● Figure data in JSON:
● ● ● ● ● ● ●
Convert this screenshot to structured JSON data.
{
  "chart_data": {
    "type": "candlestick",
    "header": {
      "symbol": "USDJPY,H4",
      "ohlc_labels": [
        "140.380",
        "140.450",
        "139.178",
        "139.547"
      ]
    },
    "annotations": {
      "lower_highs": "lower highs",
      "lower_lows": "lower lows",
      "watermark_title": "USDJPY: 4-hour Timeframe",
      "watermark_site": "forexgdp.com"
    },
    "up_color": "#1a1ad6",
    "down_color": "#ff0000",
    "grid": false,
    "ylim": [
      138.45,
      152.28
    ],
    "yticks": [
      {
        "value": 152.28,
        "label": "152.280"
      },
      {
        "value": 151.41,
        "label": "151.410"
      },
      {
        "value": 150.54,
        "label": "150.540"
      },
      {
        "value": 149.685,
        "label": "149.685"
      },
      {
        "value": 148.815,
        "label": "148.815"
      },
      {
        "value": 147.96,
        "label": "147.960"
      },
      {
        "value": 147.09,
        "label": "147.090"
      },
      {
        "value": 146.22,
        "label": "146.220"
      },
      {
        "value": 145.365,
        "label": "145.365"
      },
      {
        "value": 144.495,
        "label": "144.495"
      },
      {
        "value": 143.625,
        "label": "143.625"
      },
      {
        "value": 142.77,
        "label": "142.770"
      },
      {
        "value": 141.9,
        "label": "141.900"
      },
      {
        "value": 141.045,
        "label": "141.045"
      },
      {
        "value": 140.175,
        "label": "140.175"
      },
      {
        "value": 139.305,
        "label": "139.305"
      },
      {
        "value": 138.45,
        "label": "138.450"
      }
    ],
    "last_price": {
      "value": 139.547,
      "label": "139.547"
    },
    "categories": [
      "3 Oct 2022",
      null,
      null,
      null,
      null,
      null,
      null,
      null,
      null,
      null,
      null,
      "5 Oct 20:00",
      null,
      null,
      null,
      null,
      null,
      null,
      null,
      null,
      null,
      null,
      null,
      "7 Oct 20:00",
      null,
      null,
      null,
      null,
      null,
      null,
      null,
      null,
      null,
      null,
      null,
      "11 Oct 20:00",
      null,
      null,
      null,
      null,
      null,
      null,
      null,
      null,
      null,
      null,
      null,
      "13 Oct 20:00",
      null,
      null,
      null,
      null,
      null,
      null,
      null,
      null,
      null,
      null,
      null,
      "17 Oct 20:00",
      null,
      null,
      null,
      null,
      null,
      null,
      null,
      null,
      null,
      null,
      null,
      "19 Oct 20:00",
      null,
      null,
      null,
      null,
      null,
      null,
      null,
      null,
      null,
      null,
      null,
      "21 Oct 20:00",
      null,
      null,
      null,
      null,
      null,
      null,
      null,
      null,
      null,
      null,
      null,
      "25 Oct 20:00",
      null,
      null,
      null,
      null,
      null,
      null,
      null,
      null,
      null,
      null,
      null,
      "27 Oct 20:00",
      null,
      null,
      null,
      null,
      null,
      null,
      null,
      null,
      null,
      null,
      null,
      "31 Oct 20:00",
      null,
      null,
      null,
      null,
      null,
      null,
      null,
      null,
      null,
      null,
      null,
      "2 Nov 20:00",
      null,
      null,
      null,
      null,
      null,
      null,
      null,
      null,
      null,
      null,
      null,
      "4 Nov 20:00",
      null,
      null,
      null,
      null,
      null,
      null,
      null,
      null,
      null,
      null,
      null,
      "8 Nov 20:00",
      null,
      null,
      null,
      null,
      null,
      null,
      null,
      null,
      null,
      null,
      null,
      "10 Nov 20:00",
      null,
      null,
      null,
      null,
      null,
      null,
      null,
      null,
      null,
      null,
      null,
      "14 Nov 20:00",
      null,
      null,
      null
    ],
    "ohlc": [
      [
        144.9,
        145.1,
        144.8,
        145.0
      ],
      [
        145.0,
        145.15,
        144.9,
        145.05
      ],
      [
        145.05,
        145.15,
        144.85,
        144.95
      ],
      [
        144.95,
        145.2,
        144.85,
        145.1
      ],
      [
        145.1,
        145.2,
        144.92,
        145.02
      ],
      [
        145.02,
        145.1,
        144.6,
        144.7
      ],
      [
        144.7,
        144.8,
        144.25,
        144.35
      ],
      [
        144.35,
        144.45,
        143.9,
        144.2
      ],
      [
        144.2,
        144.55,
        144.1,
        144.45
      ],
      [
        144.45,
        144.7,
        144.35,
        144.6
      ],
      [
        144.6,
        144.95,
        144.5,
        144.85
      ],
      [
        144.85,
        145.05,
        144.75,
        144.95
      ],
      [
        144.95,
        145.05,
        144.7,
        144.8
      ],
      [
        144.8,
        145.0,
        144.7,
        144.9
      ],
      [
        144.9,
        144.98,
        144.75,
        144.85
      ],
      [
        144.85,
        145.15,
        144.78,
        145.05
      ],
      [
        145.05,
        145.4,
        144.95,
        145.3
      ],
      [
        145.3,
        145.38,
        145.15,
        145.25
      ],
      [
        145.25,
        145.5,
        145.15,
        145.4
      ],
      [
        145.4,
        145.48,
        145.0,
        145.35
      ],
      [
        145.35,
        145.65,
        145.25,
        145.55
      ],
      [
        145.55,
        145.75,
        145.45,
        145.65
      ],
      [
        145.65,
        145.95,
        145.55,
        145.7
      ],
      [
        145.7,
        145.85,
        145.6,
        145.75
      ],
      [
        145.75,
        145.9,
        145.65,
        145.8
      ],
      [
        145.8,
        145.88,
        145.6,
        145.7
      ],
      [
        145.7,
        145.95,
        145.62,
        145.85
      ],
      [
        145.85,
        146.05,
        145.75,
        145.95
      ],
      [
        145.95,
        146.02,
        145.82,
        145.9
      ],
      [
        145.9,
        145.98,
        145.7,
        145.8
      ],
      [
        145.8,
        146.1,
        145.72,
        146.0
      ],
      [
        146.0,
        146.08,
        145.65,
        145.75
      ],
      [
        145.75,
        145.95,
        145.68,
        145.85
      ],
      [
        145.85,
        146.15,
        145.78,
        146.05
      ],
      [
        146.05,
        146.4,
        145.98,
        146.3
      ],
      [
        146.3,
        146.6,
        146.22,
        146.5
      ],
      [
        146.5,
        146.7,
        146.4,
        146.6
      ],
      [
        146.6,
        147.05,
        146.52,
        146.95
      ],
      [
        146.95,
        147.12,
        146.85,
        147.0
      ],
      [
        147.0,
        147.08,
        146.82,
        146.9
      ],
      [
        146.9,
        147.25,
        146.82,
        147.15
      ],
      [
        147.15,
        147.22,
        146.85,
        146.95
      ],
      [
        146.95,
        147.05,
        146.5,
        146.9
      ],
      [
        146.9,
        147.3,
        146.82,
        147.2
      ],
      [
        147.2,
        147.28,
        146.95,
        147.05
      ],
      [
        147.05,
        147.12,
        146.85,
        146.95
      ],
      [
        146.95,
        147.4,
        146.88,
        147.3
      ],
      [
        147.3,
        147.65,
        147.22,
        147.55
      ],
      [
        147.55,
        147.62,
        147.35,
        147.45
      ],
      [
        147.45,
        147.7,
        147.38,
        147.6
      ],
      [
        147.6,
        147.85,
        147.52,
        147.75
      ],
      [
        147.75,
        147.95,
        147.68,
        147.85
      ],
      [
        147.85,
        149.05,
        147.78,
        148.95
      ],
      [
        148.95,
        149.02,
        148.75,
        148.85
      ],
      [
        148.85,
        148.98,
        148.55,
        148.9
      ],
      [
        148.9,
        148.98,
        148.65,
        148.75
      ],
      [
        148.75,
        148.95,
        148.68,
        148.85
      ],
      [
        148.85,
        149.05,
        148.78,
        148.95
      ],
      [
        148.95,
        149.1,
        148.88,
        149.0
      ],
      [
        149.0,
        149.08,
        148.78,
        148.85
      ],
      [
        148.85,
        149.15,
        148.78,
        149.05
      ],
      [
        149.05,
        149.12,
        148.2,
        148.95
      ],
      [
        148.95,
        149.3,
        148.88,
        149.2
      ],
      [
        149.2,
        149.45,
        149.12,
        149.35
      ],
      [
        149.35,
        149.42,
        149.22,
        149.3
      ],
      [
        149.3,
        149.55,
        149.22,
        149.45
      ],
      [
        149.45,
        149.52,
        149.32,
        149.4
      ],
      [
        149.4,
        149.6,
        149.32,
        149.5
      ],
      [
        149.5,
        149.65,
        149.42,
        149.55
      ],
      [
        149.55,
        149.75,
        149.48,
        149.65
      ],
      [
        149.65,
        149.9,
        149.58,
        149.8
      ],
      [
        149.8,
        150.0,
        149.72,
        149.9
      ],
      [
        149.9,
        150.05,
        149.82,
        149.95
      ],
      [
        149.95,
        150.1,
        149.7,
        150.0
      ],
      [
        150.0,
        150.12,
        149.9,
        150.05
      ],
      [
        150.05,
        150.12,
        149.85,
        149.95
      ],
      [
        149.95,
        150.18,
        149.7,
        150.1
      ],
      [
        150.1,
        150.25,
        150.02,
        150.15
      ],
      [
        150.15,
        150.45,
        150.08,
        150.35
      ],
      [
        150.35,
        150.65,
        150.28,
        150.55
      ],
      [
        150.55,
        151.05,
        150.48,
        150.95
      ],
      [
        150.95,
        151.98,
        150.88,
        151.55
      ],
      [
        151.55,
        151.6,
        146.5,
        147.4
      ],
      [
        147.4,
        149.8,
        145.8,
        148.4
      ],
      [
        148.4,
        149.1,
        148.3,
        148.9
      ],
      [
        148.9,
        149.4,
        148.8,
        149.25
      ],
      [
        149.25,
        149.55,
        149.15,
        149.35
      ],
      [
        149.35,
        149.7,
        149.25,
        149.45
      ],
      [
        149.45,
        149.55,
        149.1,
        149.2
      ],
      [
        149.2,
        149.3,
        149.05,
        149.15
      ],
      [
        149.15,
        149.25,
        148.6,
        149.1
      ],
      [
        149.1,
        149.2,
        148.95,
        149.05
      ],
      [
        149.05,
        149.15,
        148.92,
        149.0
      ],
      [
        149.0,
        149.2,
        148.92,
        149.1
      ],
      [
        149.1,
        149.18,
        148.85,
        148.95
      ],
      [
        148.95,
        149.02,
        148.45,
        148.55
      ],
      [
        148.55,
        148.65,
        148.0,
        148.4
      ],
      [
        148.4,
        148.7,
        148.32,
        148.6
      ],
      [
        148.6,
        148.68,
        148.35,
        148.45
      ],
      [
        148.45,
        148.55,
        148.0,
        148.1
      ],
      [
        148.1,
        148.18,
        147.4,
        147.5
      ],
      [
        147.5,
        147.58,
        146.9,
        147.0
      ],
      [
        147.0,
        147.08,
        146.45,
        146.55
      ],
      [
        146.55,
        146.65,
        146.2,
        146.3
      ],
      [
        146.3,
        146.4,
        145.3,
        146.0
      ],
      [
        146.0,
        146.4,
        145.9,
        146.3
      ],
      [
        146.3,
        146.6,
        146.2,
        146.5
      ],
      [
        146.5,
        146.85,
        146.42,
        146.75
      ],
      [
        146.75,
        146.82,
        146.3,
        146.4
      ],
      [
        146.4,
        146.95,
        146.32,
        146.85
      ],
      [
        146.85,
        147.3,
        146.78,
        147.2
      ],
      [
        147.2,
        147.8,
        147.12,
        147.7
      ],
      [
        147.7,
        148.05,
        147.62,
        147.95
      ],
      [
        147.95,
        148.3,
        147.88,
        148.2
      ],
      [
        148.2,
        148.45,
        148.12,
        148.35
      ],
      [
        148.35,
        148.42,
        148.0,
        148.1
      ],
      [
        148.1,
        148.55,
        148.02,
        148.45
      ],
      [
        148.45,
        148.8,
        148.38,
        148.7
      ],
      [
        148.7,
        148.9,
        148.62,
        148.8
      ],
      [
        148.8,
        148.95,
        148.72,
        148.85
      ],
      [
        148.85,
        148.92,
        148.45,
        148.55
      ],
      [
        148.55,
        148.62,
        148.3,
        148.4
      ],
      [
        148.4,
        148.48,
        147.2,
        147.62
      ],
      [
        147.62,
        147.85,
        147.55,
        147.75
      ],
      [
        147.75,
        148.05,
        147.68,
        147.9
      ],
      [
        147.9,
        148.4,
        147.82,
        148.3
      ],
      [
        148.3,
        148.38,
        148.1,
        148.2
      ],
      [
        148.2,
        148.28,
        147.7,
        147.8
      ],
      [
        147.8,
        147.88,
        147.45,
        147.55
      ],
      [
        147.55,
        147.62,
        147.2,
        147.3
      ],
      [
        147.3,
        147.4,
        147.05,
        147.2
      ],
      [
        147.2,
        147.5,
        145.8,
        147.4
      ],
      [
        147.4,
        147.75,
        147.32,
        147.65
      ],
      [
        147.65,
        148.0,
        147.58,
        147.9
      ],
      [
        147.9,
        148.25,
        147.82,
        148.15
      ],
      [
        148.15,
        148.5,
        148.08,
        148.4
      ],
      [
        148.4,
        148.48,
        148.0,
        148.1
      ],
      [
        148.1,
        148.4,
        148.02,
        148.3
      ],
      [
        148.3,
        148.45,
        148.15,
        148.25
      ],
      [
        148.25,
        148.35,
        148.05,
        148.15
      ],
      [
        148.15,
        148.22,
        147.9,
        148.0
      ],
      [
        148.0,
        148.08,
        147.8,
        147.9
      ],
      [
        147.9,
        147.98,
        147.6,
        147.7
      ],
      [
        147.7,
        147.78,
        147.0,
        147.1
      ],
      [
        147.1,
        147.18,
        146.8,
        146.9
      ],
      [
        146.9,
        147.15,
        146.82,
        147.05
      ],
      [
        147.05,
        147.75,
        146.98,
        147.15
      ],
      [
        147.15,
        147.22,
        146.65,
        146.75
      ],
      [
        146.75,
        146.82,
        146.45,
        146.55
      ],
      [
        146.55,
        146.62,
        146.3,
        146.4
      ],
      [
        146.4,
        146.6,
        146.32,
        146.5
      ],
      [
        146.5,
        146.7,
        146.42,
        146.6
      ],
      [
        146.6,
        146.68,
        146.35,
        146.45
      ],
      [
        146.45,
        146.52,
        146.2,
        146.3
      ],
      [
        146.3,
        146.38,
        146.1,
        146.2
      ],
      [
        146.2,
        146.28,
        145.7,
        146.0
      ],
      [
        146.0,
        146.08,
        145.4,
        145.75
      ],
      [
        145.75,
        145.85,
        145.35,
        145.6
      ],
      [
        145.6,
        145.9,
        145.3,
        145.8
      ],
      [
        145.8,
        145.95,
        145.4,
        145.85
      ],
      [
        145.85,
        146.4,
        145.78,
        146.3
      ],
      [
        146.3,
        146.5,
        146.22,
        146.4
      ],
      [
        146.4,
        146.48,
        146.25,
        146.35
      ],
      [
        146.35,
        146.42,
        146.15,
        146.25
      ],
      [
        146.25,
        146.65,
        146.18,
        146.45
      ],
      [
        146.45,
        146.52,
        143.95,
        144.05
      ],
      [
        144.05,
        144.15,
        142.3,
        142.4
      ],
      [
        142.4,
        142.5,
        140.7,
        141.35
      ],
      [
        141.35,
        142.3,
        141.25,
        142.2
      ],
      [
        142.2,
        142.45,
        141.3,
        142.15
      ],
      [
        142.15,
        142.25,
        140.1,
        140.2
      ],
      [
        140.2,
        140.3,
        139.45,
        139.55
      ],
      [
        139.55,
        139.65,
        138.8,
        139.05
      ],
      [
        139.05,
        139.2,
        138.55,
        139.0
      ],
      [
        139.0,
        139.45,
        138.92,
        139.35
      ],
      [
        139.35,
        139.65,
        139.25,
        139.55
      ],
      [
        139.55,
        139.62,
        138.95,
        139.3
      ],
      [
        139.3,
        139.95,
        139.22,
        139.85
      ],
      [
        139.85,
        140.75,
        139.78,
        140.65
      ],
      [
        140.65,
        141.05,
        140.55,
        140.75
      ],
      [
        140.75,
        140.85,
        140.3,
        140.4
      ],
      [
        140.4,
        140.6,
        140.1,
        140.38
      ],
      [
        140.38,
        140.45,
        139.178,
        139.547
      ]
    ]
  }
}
● ● ● ● ● ● ●
● REQUIREMENTS: Report every line in the data above in which the word "USDJPY" appears.

● WORKED SOLUTION:
      "symbol": "USDJPY,H4",
      "watermark_title": "USDJPY: 4-hour Timeframe",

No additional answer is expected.